Items from a dataset
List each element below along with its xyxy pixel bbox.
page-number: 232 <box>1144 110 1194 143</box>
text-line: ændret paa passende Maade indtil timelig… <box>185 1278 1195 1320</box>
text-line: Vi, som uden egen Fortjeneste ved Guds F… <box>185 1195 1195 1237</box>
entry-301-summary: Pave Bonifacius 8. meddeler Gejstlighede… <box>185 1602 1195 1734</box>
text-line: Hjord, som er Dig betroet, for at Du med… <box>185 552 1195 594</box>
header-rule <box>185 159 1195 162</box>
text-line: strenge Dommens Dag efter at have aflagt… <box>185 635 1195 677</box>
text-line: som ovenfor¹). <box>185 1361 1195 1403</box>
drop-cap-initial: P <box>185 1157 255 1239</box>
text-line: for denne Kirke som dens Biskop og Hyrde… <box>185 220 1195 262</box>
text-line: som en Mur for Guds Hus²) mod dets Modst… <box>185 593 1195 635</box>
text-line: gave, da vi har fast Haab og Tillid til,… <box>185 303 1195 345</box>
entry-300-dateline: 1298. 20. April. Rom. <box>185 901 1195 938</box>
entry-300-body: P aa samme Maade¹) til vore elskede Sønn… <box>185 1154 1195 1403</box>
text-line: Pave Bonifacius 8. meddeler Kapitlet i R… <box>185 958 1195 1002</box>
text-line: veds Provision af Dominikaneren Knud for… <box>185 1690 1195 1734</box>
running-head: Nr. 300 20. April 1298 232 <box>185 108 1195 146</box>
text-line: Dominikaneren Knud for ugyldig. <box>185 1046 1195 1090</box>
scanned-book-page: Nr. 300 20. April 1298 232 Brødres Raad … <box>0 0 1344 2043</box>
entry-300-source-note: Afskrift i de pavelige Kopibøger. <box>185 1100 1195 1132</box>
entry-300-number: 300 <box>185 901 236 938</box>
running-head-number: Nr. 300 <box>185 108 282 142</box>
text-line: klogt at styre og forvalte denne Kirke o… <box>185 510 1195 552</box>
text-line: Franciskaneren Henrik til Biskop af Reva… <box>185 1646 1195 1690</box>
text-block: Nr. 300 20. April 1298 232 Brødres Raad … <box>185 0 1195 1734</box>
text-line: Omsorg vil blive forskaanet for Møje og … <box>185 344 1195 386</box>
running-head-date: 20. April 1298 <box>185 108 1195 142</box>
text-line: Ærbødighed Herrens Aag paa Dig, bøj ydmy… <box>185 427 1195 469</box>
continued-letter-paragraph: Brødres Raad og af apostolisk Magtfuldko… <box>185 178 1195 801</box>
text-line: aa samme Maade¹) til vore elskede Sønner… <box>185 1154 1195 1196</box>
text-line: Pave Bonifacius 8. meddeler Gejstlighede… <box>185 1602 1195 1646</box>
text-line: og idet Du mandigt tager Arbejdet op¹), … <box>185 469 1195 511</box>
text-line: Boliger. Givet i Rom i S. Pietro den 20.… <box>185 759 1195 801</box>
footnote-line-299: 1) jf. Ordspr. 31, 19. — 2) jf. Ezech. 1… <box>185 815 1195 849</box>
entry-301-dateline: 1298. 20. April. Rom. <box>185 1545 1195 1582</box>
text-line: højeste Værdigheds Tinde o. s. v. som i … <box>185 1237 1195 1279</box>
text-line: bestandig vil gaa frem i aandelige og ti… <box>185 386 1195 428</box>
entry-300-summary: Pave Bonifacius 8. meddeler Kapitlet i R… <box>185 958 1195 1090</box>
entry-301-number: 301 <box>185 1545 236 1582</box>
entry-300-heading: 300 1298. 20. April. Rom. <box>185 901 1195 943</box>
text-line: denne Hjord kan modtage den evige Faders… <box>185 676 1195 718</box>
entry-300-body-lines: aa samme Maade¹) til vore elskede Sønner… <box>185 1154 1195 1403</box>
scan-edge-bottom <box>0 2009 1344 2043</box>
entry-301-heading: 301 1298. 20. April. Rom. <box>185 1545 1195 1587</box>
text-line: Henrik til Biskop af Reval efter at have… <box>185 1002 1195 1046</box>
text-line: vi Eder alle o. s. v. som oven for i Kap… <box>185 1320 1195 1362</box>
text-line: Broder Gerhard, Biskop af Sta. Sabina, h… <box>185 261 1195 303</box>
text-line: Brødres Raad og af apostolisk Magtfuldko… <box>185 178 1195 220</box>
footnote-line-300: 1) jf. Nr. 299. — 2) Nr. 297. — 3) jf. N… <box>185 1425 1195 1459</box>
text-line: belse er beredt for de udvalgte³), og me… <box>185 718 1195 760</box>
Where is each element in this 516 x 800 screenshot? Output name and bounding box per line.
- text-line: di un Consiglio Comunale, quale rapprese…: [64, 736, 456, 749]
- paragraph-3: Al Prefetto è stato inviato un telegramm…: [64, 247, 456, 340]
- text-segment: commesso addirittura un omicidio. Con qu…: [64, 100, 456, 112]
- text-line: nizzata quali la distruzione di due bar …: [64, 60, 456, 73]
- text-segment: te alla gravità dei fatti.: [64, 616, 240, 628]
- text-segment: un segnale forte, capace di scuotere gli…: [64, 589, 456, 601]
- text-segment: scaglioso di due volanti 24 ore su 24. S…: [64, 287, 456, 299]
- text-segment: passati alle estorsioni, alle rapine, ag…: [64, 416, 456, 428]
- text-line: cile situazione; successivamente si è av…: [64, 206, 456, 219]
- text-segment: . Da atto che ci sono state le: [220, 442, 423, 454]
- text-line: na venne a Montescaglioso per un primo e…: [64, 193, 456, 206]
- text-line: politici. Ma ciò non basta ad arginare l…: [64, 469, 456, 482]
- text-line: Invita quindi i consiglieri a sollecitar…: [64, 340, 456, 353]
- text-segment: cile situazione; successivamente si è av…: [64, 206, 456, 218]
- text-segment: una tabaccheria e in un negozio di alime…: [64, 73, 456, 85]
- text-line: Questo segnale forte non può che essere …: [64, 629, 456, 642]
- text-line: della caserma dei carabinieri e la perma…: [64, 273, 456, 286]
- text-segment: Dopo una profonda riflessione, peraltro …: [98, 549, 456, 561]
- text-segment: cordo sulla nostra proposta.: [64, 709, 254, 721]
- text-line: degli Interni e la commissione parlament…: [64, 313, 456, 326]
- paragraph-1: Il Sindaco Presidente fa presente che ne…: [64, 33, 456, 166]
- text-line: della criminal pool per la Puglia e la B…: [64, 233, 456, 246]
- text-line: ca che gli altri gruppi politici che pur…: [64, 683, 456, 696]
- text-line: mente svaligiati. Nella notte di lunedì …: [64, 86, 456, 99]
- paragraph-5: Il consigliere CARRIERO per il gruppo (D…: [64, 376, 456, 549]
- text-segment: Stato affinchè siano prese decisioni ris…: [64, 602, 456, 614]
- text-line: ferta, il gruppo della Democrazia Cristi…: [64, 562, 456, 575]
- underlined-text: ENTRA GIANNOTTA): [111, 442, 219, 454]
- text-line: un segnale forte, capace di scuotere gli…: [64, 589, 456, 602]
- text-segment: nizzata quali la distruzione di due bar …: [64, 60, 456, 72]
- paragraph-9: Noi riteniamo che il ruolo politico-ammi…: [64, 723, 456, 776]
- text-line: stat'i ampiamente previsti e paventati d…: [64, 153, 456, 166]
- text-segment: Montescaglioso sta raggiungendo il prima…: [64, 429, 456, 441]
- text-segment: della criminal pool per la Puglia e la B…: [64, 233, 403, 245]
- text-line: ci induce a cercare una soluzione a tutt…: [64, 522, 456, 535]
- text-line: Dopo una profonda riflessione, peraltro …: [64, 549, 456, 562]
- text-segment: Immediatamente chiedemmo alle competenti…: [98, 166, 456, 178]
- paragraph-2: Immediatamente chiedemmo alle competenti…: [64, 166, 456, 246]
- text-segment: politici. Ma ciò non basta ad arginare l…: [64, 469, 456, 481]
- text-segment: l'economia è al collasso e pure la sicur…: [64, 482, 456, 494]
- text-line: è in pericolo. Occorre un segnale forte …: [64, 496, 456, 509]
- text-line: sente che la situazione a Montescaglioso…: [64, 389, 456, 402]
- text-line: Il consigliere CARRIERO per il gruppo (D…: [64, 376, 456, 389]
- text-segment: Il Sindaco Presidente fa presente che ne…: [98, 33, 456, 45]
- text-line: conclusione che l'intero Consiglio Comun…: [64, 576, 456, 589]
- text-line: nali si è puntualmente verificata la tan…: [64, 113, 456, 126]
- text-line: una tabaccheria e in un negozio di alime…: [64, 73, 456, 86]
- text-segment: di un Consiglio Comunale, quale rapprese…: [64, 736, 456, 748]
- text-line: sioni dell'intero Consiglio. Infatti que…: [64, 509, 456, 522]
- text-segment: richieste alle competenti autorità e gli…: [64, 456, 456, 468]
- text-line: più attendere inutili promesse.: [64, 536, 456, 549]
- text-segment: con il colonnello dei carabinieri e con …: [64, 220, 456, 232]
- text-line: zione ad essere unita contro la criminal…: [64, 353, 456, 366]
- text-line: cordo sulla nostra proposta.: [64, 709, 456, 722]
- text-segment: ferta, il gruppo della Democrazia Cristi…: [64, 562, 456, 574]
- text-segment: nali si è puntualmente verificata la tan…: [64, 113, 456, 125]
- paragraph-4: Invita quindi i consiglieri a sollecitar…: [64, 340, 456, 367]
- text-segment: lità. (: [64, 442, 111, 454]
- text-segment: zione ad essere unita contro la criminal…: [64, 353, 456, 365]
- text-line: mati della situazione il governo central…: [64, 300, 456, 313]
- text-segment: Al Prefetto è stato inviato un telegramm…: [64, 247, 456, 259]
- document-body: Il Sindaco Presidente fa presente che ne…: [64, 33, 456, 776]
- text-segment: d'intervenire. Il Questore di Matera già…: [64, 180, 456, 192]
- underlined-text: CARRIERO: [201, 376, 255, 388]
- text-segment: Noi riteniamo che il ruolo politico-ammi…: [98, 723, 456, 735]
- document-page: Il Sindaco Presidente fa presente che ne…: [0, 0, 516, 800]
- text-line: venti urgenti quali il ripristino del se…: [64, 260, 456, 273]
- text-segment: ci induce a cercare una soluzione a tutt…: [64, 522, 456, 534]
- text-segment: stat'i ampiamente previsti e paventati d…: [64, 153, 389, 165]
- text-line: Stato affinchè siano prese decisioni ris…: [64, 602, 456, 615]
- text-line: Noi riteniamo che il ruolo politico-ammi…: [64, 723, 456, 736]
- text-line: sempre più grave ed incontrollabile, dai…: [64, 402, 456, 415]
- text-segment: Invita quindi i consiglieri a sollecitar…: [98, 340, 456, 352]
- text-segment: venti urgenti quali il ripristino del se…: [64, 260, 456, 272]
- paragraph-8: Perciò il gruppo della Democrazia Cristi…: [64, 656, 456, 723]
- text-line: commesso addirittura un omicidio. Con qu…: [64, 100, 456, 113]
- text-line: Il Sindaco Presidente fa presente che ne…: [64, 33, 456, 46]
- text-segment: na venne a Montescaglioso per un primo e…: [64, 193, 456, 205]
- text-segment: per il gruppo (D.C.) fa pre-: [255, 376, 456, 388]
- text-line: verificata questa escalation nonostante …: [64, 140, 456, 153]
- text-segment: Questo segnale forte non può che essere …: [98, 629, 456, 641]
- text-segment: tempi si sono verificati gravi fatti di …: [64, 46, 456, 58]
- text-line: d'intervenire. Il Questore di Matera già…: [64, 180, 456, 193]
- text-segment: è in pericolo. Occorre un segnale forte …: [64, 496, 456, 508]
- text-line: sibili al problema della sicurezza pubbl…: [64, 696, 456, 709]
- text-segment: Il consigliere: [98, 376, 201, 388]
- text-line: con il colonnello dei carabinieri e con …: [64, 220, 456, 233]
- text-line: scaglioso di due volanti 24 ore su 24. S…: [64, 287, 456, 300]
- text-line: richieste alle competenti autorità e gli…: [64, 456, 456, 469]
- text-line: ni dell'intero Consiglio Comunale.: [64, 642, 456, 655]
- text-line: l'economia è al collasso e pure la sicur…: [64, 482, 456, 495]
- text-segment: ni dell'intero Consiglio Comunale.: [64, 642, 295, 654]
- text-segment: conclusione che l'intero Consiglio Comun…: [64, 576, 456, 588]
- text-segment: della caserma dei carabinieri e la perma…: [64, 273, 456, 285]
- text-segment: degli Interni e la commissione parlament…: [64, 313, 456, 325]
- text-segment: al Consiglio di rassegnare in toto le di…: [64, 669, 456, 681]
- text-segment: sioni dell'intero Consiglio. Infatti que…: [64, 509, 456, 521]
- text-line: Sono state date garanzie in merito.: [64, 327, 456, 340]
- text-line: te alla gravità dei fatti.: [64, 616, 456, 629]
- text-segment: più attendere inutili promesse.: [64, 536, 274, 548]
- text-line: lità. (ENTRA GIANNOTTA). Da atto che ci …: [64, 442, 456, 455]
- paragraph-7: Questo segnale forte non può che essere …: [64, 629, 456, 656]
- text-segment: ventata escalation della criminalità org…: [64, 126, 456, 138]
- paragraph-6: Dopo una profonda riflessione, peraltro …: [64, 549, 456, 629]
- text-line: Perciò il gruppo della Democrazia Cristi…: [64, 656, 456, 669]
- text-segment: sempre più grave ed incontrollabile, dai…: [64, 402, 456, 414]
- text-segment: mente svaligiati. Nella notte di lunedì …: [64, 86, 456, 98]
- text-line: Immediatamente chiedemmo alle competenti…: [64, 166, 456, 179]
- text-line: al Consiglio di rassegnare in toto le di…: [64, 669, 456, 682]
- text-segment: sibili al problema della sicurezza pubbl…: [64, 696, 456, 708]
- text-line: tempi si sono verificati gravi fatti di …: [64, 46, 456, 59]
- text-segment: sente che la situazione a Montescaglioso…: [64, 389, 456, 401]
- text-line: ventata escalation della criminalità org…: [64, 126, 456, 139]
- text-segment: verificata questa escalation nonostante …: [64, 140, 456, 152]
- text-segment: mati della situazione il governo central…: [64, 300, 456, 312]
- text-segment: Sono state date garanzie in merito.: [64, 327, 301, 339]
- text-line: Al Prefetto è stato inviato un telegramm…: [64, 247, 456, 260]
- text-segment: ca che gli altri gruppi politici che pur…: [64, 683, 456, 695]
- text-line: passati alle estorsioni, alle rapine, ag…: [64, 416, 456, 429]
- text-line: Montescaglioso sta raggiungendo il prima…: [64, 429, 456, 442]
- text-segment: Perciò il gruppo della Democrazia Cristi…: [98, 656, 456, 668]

■ Given problem: Lay out the lines from the start of the entries to the line with "text-line: Omsorg vil", both included, as a Markdown table with the columns Row and Line. Number each row and leave out blank lines.

■ Result below:
| Row | Line |
|---|---|
| 1 | List each element below along with its xyxy pixel bbox. |
| 2 | page-number: 232 <box>1144 110 1194 143</box> |
| 3 | text-line: ændret paa passende Maade indtil timelig… <box>185 1278 1195 1320</box> |
| 4 | text-line: Vi, som uden egen Fortjeneste ved Guds F… <box>185 1195 1195 1237</box> |
| 5 | entry-301-summary: Pave Bonifacius 8. meddeler Gejstlighede… <box>185 1602 1195 1734</box> |
| 6 | text-line: Hjord, som er Dig betroet, for at Du med… <box>185 552 1195 594</box> |
| 7 | header-rule <box>185 159 1195 162</box> |
| 8 | text-line: strenge Dommens Dag efter at have aflagt… <box>185 635 1195 677</box> |
| 9 | text-line: som ovenfor¹). <box>185 1361 1195 1403</box> |
| 10 | drop-cap-initial: P <box>185 1157 255 1239</box> |
| 11 | text-line: for denne Kirke som dens Biskop og Hyrde… <box>185 220 1195 262</box> |
| 12 | text-line: som en Mur for Guds Hus²) mod dets Modst… <box>185 593 1195 635</box> |
| 13 | text-line: gave, da vi har fast Haab og Tillid til,… <box>185 303 1195 345</box> |
| 14 | entry-300-dateline: 1298. 20. April. Rom. <box>185 901 1195 938</box> |
| 15 | entry-300-body: P aa samme Maade¹) til vore elskede Sønn… <box>185 1154 1195 1403</box> |
| 16 | text-line: Pave Bonifacius 8. meddeler Kapitlet i R… <box>185 958 1195 1002</box> |
| 17 | text-line: veds Provision af Dominikaneren Knud for… <box>185 1690 1195 1734</box> |
| 18 | running-head: Nr. 300 20. April 1298 232 <box>185 108 1195 146</box> |
| 19 | text-line: Dominikaneren Knud for ugyldig. <box>185 1046 1195 1090</box> |
| 20 | scanned-book-page: Nr. 300 20. April 1298 232 Brødres Raad … <box>0 0 1344 2043</box> |
| 21 | entry-300-source-note: Afskrift i de pavelige Kopibøger. <box>185 1100 1195 1132</box> |
| 22 | entry-300-number: 300 <box>185 901 236 938</box> |
| 23 | running-head-number: Nr. 300 <box>185 108 282 142</box> |
| 24 | text-line: klogt at styre og forvalte denne Kirke o… <box>185 510 1195 552</box> |
| 25 | text-line: Franciskaneren Henrik til Biskop af Reva… <box>185 1646 1195 1690</box> |
| 26 | text-block: Nr. 300 20. April 1298 232 Brødres Raad … <box>185 0 1195 1734</box> |
| 27 | text-line: Omsorg vil blive forskaanet for Møje og … <box>185 344 1195 386</box> |